Data excerpts

»»

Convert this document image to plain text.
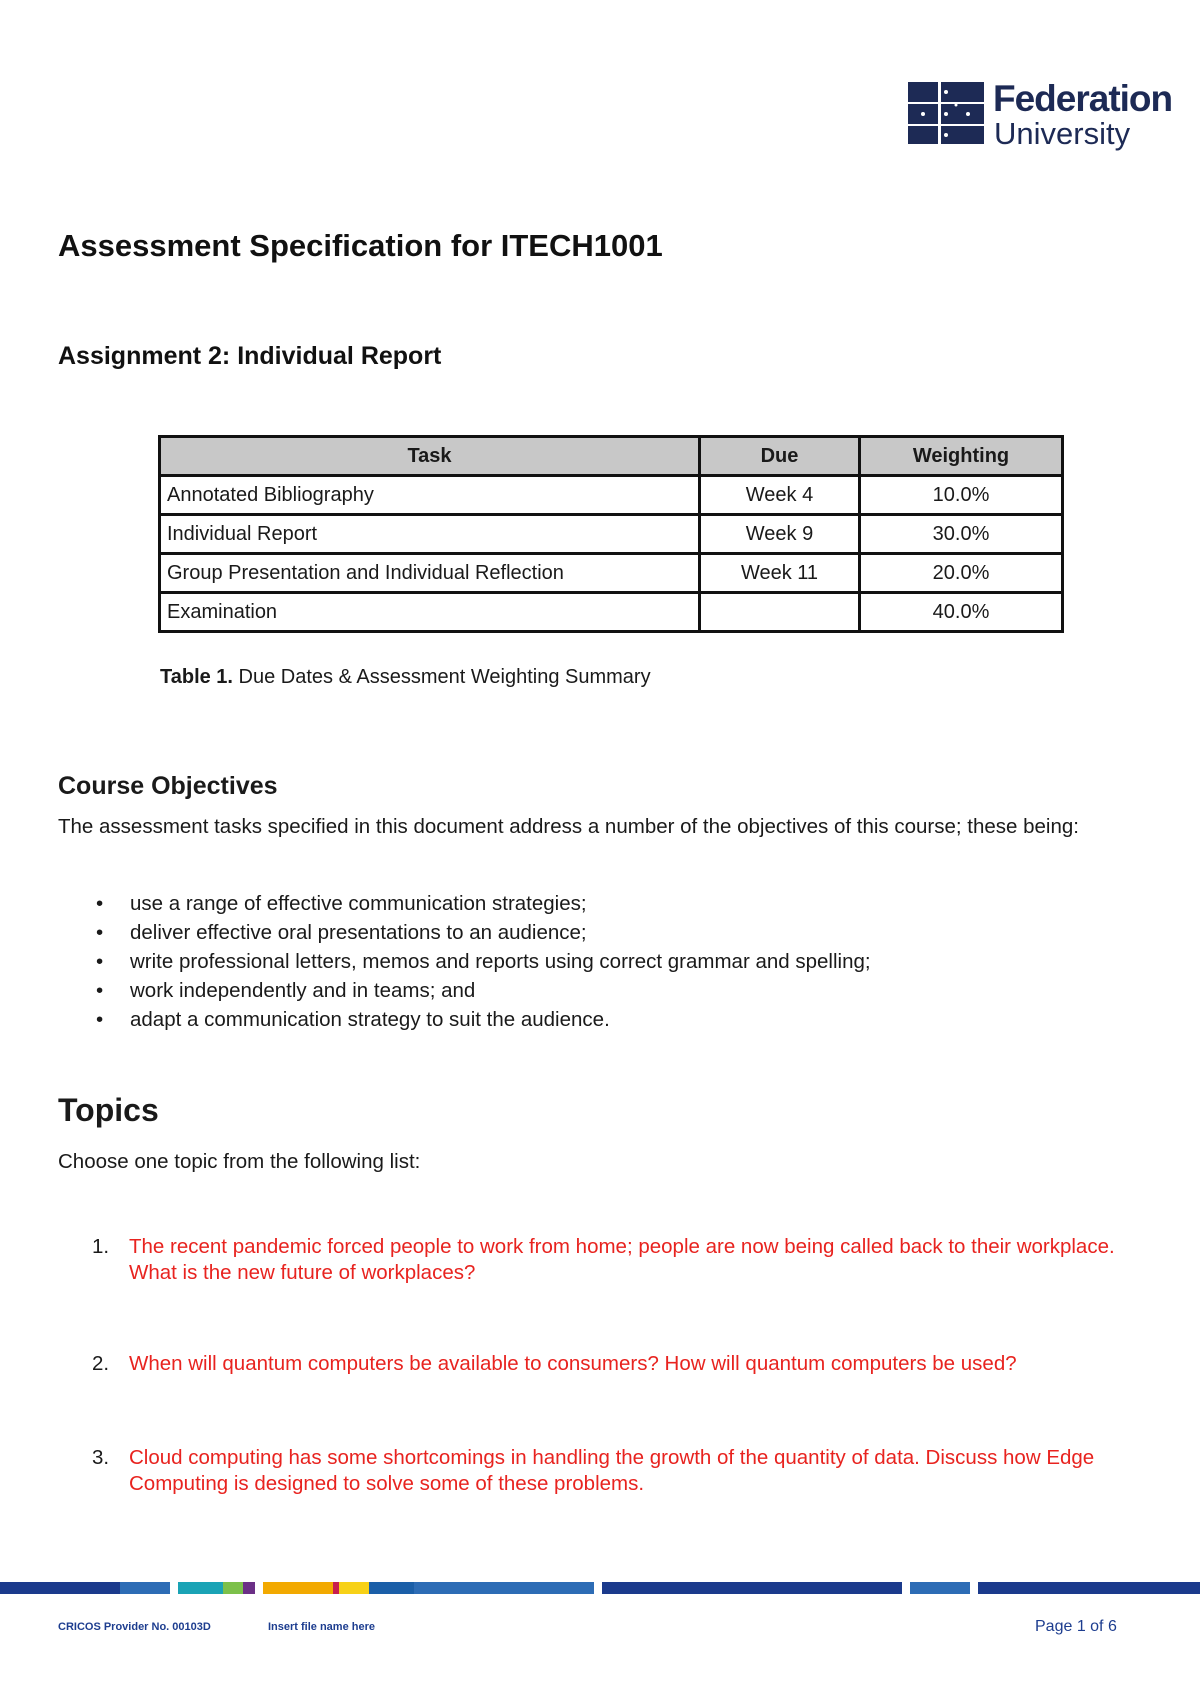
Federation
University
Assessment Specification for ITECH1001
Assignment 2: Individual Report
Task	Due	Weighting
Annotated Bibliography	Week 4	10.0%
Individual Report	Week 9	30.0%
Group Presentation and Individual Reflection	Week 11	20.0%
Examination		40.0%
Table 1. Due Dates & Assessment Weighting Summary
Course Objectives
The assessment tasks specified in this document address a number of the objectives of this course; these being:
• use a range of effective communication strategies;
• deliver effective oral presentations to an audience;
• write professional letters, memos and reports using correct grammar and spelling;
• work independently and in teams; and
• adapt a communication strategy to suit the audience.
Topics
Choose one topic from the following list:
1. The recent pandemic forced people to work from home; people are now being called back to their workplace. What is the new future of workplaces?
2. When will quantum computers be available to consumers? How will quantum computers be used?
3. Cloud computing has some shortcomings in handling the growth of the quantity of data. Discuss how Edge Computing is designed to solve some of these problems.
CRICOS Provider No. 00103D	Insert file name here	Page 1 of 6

««

# Set exercise
Quote every entry exactly, with the pictures omitted.

# Solution to the exercise
Convert this document image to plain text.
Federation
University
Assessment Specification for ITECH1001
Assignment 2: Individual Report
Task	Due	Weighting
Annotated Bibliography	Week 4	10.0%
Individual Report	Week 9	30.0%
Group Presentation and Individual Reflection	Week 11	20.0%
Examination		40.0%
Table 1. Due Dates & Assessment Weighting Summary
Course Objectives
The assessment tasks specified in this document address a number of the objectives of this course; these being:
• use a range of effective communication strategies;
• deliver effective oral presentations to an audience;
• write professional letters, memos and reports using correct grammar and spelling;
• work independently and in teams; and
• adapt a communication strategy to suit the audience.
Topics
Choose one topic from the following list:
1. The recent pandemic forced people to work from home; people are now being called back to their workplace. What is the new future of workplaces?
2. When will quantum computers be available to consumers? How will quantum computers be used?
3. Cloud computing has some shortcomings in handling the growth of the quantity of data. Discuss how Edge Computing is designed to solve some of these problems.
CRICOS Provider No. 00103D	Insert file name here	Page 1 of 6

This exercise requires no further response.